The records that follow are to be transcribed in full, without their images.

Data records:
____
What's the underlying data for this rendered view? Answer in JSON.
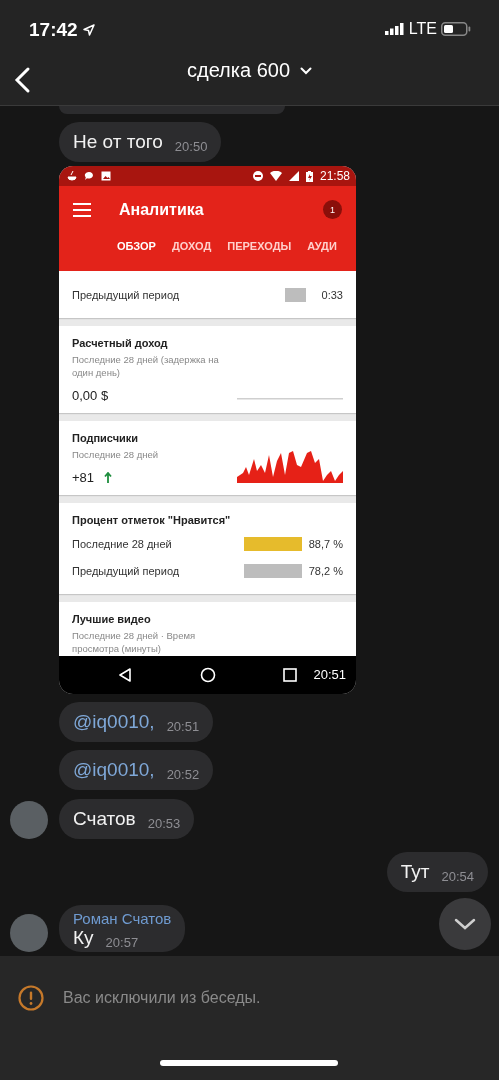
{
  "status_bar": {
    "time": "17:42",
    "network": "LTE"
  },
  "header": {
    "title": "сделка 600"
  },
  "messages": [
    {
      "kind": "cut_off",
      "outgoing": false,
      "avatar": false
    },
    {
      "kind": "text",
      "outgoing": false,
      "avatar": false,
      "text": "Не от того",
      "time": "20:50"
    },
    {
      "kind": "screenshot",
      "outgoing": false,
      "avatar": false,
      "time": "20:51",
      "screenshot": {
        "status_time": "21:58",
        "app_title": "Аналитика",
        "badge": "1",
        "tabs": [
          {
            "label": "ОБЗОР",
            "selected": true
          },
          {
            "label": "ДОХОД",
            "selected": false
          },
          {
            "label": "ПЕРЕХОДЫ",
            "selected": false
          },
          {
            "label": "АУДИ",
            "selected": false
          }
        ],
        "cards": [
          {
            "kind": "rows",
            "rows": [
              {
                "label": "Предыдущий период",
                "value": "0:33",
                "color": "#bdbdbd"
              }
            ]
          },
          {
            "kind": "metric",
            "title": "Расчетный доход",
            "subtitle": "Последние 28 дней (задержка на один день)",
            "value": "0,00 $",
            "trend_up": false
          },
          {
            "kind": "sparkline",
            "title": "Подписчики",
            "subtitle": "Последние 28 дней",
            "value": "+81",
            "trend_up": true
          },
          {
            "kind": "compare",
            "title": "Процент отметок \"Нравится\"",
            "rows": [
              {
                "label": "Последние 28 дней",
                "value": "88,7 %",
                "color": "#e6bb2c"
              },
              {
                "label": "Предыдущий период",
                "value": "78,2 %",
                "color": "#bdbdbd"
              }
            ]
          },
          {
            "kind": "heading",
            "title": "Лучшие видео",
            "subtitle": "Последние 28 дней · Время просмотра (минуты)"
          }
        ]
      }
    },
    {
      "kind": "text",
      "outgoing": false,
      "avatar": false,
      "mention": true,
      "text": "@iq0010,",
      "time": "20:51"
    },
    {
      "kind": "text",
      "outgoing": false,
      "avatar": false,
      "mention": true,
      "text": "@iq0010,",
      "time": "20:52"
    },
    {
      "kind": "text",
      "outgoing": false,
      "avatar": true,
      "text": "Счатов",
      "time": "20:53"
    },
    {
      "kind": "text",
      "outgoing": true,
      "text": "Тут",
      "time": "20:54"
    },
    {
      "kind": "text",
      "outgoing": false,
      "avatar": true,
      "sender": "Роман Счатов",
      "text": "Ку",
      "time": "20:57"
    }
  ],
  "notice": {
    "text": "Вас исключили из беседы."
  }
}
____
Task answer:
What's the underlying data for this rendered view? Answer in JSON.
{
  "status_bar": {
    "time": "17:42",
    "network": "LTE"
  },
  "header": {
    "title": "сделка 600"
  },
  "messages": [
    {
      "kind": "cut_off",
      "outgoing": false,
      "avatar": false
    },
    {
      "kind": "text",
      "outgoing": false,
      "avatar": false,
      "text": "Не от того",
      "time": "20:50"
    },
    {
      "kind": "screenshot",
      "outgoing": false,
      "avatar": false,
      "time": "20:51",
      "screenshot": {
        "status_time": "21:58",
        "app_title": "Аналитика",
        "badge": "1",
        "tabs": [
          {
            "label": "ОБЗОР",
            "selected": true
          },
          {
            "label": "ДОХОД",
            "selected": false
          },
          {
            "label": "ПЕРЕХОДЫ",
            "selected": false
          },
          {
            "label": "АУДИ",
            "selected": false
          }
        ],
        "cards": [
          {
            "kind": "rows",
            "rows": [
              {
                "label": "Предыдущий период",
                "value": "0:33",
                "color": "#bdbdbd"
              }
            ]
          },
          {
            "kind": "metric",
            "title": "Расчетный доход",
            "subtitle": "Последние 28 дней (задержка на один день)",
            "value": "0,00 $",
            "trend_up": false
          },
          {
            "kind": "sparkline",
            "title": "Подписчики",
            "subtitle": "Последние 28 дней",
            "value": "+81",
            "trend_up": true
          },
          {
            "kind": "compare",
            "title": "Процент отметок \"Нравится\"",
            "rows": [
              {
                "label": "Последние 28 дней",
                "value": "88,7 %",
                "color": "#e6bb2c"
              },
              {
                "label": "Предыдущий период",
                "value": "78,2 %",
                "color": "#bdbdbd"
              }
            ]
          },
          {
            "kind": "heading",
            "title": "Лучшие видео",
            "subtitle": "Последние 28 дней · Время просмотра (минуты)"
          }
        ]
      }
    },
    {
      "kind": "text",
      "outgoing": false,
      "avatar": false,
      "mention": true,
      "text": "@iq0010,",
      "time": "20:51"
    },
    {
      "kind": "text",
      "outgoing": false,
      "avatar": false,
      "mention": true,
      "text": "@iq0010,",
      "time": "20:52"
    },
    {
      "kind": "text",
      "outgoing": false,
      "avatar": true,
      "text": "Счатов",
      "time": "20:53"
    },
    {
      "kind": "text",
      "outgoing": true,
      "text": "Тут",
      "time": "20:54"
    },
    {
      "kind": "text",
      "outgoing": false,
      "avatar": true,
      "sender": "Роман Счатов",
      "text": "Ку",
      "time": "20:57"
    }
  ],
  "notice": {
    "text": "Вас исключили из беседы."
  }
}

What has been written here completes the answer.